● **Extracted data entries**
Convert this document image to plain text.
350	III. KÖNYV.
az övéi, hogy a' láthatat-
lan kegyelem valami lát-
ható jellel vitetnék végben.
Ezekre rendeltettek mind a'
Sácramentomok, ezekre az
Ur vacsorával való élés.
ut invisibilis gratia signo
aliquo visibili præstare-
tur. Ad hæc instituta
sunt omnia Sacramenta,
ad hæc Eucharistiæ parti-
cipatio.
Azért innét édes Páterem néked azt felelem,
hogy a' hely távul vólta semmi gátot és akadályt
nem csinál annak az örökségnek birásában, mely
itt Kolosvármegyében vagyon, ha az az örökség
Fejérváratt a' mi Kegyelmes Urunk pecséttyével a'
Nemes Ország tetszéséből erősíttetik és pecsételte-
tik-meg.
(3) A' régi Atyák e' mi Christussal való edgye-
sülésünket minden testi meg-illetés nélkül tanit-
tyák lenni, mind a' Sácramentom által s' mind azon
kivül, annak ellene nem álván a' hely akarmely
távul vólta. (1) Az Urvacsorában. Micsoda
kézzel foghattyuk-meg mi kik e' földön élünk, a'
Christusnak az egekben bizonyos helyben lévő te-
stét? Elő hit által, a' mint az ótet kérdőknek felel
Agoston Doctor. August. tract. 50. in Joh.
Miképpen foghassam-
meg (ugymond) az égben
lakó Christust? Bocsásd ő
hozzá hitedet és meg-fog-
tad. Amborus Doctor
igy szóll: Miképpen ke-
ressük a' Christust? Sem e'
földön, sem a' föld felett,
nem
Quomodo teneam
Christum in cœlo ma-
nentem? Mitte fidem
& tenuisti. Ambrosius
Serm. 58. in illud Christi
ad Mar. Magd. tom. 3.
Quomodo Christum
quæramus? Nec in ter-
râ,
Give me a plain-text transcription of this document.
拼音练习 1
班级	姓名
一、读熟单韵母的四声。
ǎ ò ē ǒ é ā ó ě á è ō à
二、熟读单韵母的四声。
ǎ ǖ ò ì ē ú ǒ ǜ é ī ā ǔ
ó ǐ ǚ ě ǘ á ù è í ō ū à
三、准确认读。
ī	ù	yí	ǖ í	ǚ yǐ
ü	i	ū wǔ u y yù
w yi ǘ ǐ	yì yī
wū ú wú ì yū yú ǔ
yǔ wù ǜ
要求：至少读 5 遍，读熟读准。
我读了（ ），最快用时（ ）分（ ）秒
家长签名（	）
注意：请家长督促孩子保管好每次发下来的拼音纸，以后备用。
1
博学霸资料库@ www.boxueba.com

● **Problem statement**
Repeat the entries shown above, every one, word for word.

● **Written reply**
Convert this document image to plain text.
350	III. KÖNYV.
az övéi, hogy a' láthatat-
lan kegyelem valami lát-
ható jellel vitetnék végben.
Ezekre rendeltettek mind a'
Sácramentomok, ezekre az
Ur vacsorával való élés.
ut invisibilis gratia signo
aliquo visibili præstare-
tur. Ad hæc instituta
sunt omnia Sacramenta,
ad hæc Eucharistiæ parti-
cipatio.
Azért innét édes Páterem néked azt felelem,
hogy a' hely távul vólta semmi gátot és akadályt
nem csinál annak az örökségnek birásában, mely
itt Kolosvármegyében vagyon, ha az az örökség
Fejérváratt a' mi Kegyelmes Urunk pecséttyével a'
Nemes Ország tetszéséből erősíttetik és pecsételte-
tik-meg.
(3) A' régi Atyák e' mi Christussal való edgye-
sülésünket minden testi meg-illetés nélkül tanit-
tyák lenni, mind a' Sácramentom által s' mind azon
kivül, annak ellene nem álván a' hely akarmely
távul vólta. (1) Az Urvacsorában. Micsoda
kézzel foghattyuk-meg mi kik e' földön élünk, a'
Christusnak az egekben bizonyos helyben lévő te-
stét? Elő hit által, a' mint az ótet kérdőknek felel
Agoston Doctor. August. tract. 50. in Joh.
Miképpen foghassam-
meg (ugymond) az égben
lakó Christust? Bocsásd ő
hozzá hitedet és meg-fog-
tad. Amborus Doctor
igy szóll: Miképpen ke-
ressük a' Christust? Sem e'
földön, sem a' föld felett,
nem
Quomodo teneam
Christum in cœlo ma-
nentem? Mitte fidem
& tenuisti. Ambrosius
Serm. 58. in illud Christi
ad Mar. Magd. tom. 3.
Quomodo Christum
quæramus? Nec in ter-
râ,
Give me a plain-text transcription of this document.
拼音练习 1
班级	姓名
一、读熟单韵母的四声。
ǎ ò ē ǒ é ā ó ě á è ō à
二、熟读单韵母的四声。
ǎ ǖ ò ì ē ú ǒ ǜ é ī ā ǔ
ó ǐ ǚ ě ǘ á ù è í ō ū à
三、准确认读。
ī	ù	yí	ǖ í	ǚ yǐ
ü	i	ū wǔ u y yù
w yi ǘ ǐ	yì yī
wū ú wú ì yū yú ǔ
yǔ wù ǜ
要求：至少读 5 遍，读熟读准。
我读了（ ），最快用时（ ）分（ ）秒
家长签名（	）
注意：请家长督促孩子保管好每次发下来的拼音纸，以后备用。
1
博学霸资料库@ www.boxueba.com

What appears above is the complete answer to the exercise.